Materials provided ->
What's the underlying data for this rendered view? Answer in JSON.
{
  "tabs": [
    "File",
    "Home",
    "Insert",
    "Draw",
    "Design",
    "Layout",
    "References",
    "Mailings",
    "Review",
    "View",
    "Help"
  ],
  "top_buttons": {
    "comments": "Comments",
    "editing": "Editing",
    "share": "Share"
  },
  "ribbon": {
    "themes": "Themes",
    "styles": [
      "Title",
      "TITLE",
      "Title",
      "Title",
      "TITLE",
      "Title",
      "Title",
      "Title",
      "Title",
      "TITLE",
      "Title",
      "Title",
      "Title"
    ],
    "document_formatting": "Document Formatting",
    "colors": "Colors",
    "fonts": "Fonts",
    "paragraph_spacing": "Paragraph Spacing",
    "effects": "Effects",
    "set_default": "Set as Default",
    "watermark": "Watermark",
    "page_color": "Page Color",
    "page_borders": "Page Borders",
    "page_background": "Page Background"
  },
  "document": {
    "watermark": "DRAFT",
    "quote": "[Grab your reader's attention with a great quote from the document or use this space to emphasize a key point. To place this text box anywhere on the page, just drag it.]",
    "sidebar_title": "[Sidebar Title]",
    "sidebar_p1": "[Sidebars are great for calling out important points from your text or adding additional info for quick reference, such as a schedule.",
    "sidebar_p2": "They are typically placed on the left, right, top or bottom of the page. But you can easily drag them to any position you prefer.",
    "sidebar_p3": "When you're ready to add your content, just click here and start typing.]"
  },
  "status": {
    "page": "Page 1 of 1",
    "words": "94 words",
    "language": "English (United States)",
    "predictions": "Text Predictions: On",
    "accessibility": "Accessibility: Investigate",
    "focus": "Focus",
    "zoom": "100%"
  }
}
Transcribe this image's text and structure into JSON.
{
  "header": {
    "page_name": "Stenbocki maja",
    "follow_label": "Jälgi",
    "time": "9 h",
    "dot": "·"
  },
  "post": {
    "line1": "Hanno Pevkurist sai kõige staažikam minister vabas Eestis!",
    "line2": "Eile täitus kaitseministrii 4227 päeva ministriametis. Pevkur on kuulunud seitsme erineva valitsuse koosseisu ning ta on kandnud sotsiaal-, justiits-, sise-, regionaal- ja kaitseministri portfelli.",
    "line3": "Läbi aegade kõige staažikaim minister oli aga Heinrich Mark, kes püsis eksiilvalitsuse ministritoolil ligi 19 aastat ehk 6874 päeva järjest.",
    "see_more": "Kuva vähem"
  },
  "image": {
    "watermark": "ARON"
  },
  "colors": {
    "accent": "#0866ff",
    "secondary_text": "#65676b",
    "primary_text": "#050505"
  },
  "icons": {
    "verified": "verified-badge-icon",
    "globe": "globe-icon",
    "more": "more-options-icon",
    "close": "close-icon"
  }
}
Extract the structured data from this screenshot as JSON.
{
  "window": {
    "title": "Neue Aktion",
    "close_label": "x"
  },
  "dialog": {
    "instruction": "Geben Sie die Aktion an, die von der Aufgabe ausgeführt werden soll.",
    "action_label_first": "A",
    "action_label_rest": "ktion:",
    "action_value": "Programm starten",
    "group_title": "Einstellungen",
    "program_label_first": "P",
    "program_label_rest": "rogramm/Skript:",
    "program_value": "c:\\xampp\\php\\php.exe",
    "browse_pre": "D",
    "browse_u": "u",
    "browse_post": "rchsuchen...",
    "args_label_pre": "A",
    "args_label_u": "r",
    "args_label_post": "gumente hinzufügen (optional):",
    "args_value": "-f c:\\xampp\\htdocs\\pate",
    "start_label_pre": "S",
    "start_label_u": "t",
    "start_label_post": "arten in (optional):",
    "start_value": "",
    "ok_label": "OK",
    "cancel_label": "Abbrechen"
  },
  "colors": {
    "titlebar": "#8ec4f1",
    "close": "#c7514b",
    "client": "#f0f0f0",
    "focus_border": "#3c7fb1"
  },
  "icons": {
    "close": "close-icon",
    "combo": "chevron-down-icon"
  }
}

Aim of the exercise ->
Within the entries above, how many lines contain "minister"? Respond with the number only.

Reply to the task ->
2